TASK = Go through the data below and gather each line containing "nostra".

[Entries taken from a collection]
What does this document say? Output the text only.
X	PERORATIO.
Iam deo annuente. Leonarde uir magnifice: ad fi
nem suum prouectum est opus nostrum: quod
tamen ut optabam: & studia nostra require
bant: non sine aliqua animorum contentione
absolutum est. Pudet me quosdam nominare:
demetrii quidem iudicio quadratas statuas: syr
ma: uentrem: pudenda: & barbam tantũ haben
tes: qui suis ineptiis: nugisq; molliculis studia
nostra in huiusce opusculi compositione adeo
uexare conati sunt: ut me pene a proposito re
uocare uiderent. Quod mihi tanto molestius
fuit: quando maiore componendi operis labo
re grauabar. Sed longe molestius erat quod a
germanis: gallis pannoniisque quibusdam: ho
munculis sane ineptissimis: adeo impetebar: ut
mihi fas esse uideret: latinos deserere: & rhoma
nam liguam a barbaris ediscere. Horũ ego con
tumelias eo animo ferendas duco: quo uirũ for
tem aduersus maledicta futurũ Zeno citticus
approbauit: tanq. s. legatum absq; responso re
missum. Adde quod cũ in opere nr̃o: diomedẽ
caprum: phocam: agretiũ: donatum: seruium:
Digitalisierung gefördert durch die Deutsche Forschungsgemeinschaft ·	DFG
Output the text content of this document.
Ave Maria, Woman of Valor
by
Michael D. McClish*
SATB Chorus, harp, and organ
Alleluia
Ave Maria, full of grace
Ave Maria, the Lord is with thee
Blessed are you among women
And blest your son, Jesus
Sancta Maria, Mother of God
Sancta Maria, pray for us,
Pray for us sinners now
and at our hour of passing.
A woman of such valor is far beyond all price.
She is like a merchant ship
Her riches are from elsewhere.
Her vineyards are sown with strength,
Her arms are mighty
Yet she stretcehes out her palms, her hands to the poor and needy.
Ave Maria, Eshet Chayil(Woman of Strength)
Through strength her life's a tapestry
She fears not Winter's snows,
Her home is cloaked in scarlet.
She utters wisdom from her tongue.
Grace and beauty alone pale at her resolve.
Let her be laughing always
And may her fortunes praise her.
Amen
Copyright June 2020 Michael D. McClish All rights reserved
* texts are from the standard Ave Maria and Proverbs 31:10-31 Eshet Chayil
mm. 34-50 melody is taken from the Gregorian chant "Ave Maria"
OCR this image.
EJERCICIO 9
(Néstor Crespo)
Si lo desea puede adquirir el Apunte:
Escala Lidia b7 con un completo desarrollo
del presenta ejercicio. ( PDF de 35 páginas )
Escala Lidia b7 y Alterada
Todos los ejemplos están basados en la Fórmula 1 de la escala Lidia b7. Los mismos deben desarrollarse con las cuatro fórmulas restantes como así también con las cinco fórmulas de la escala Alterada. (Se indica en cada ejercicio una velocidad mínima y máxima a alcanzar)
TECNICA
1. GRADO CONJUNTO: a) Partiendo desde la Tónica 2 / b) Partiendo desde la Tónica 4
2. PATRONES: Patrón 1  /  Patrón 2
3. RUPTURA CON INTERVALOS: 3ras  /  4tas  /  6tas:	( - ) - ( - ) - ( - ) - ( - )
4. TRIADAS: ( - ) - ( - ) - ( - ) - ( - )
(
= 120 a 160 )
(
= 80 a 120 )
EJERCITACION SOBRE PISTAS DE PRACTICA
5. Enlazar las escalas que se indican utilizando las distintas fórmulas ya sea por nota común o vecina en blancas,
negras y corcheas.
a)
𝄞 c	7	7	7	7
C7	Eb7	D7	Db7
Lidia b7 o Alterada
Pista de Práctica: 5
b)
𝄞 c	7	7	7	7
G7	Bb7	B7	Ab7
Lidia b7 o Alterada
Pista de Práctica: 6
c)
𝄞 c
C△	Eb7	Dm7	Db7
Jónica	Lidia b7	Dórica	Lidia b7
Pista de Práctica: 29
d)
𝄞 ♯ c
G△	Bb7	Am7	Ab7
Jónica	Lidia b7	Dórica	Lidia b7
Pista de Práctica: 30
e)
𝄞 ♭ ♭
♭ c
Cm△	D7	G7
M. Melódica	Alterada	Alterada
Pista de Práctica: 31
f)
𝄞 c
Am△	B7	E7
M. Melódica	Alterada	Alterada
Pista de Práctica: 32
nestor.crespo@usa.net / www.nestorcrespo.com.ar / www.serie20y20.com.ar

SOLUTION TO THIS PROBLEM =
tamen ut optabam: & studia nostra require
nostra in huiusce opusculi compositione adeo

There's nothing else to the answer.